=== Estratto della pagina ===

::::::

Sentenza Sentenza Cassazione Civile n. 20593 del 19/07/2021

Cassazione civile sez. trib., 19/07/2021, (ud. 28/04/2021, dep. 19/07/2021), n.20593

LA CORTE SUPREMA DI CASSAZIONE

SEZIONE TRIBUTARIA

Composta dagli Ill.mi Sigg.ri Magistrati:

Dott. SORRENTINO Federico – Presidente –

Dott. CRUCITTI Roberta – Consigliere –

Dott. GIUDICEPIETRO Andreina – Consigliere –

Dott. GUIDA Riccardo – Consigliere –

Dott. DI MARZIO Paolo – rel. Consigliere –

ha pronunciato la seguente:

ORDINANZA

sul ricorso proposto da:

Agenzia delle Entrate, in persona del Direttore, legale

rappresentante pro tempore, rappresentata e difesa, ex lege,

dall’Avvocatura Generale dello Stato, ed elettivamente domiciliata

presso i suoi uffici, alla via dei Portoghesi n. 12 in Roma;

– ricorrente –

contro

Società B. Autotrasporti di P.B. Sas, in persona del

legale rappresentante pro tempore, nonché B.G. e

D.P.M., tutti rappresentati e difesi, giusta procura speciale stesa

a margine del ricorso, dagli Avv.ti Francesco Napolitano e

Alessandro Militerno, ed elettivamente domiciliati presso lo studio

del primo difensore, alla via Po n. 9 in Roma;

– controricorrenti –

e contro

B.A.;

– intimato –

Avverso la sentenza n. 748, pronunciata dalla Commissione tributaria

regionale del Lazio, sezione staccata di Latina, il 25.10.2012 e

pubblicata il 29.11.2012;

ascoltata, in camera di consiglio, la relazione svolta dal

Consigliere Paolo Di Marzio.

::::::

=== Dati forniti ===

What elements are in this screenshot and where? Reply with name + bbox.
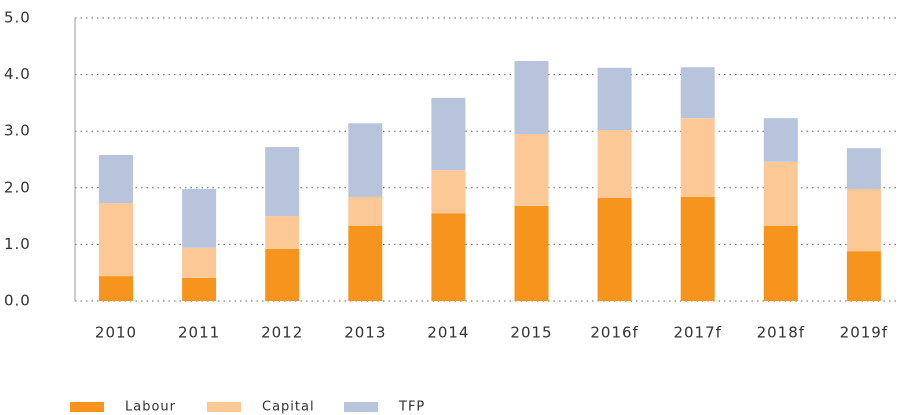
bar-segment [514, 134, 549, 206]
x-tick-label: 2010 [95, 324, 137, 342]
x-tick-label: 2014 [427, 324, 469, 342]
bar-segment [348, 225, 383, 301]
bar-segment [431, 170, 466, 214]
legend-swatch [344, 402, 378, 412]
x-tick-label: 2017f [673, 324, 721, 342]
legend-label: Capital [262, 400, 315, 415]
bar-segment [99, 154, 133, 204]
y-tick-label: 2.0 [4, 178, 31, 196]
bar-segment [597, 197, 632, 301]
bar-segment [597, 67, 632, 131]
bar-segment [182, 188, 217, 248]
y-tick-label: 3.0 [4, 122, 31, 140]
x-tick-label: 2015 [510, 324, 552, 342]
bar-segment [265, 216, 300, 249]
legend-swatch [70, 402, 104, 412]
bar-segment [763, 118, 798, 162]
y-tick-label: 5.0 [4, 9, 31, 27]
legend-label: TFP [398, 400, 425, 415]
bar-segment [846, 251, 881, 301]
bar-segment [348, 123, 383, 197]
x-tick-label: 2013 [344, 324, 386, 342]
bar-segment [431, 97, 466, 171]
x-tick-label: 2016f [590, 324, 638, 342]
bar-segment [846, 188, 881, 252]
bar-segment [680, 67, 715, 119]
bar-segment [597, 130, 632, 198]
x-tick-label: 2019f [840, 324, 888, 342]
bar-segment [99, 276, 133, 301]
y-tick-label: 4.0 [4, 65, 31, 83]
bar-segment [99, 203, 133, 277]
bar-segment [431, 213, 466, 301]
bar-segment [514, 61, 549, 135]
bar-segment [182, 247, 217, 278]
bar-segment [846, 148, 881, 189]
bar-segment [514, 205, 549, 301]
x-tick-label: 2011 [178, 324, 220, 342]
y-tick-label: 0.0 [4, 292, 31, 310]
bar-segment [348, 196, 383, 226]
legend-label: Labour [125, 400, 176, 415]
legend-swatch [207, 402, 241, 412]
bar-segment [680, 196, 715, 301]
bar-segment [265, 147, 300, 217]
bar-segment [763, 161, 798, 226]
x-tick-label: 2018f [757, 324, 805, 342]
bar-segment [182, 277, 217, 301]
y-tick-label: 1.0 [4, 235, 31, 253]
bar-segment [763, 225, 798, 301]
bar-segment [265, 248, 300, 301]
bar-segment [680, 118, 715, 197]
x-tick-label: 2012 [261, 324, 303, 342]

::::::

=== Consegne dell'esercizio ===
a – Nell'ordinanza della Cassazione, quale organo ha pronunciato la sentenza n. 748 impugnata?
b – Cita dall'ordinanza della Cassazione il passo che va da «Avverso la sentenza» fino a «Paolo Di Marzio.» compreso.

=== Soluzioni dell'esercizio ===
a – La Commissione tributaria regionale del Lazio, sezione staccata di Latina.

b –
Avverso la sentenza n. 748, pronunciata dalla Commissione tributaria

regionale del Lazio, sezione staccata di Latina, il 25.10.2012 e

pubblicata il 29.11.2012;

ascoltata, in camera di consiglio, la relazione svolta dal

Consigliere Paolo Di Marzio.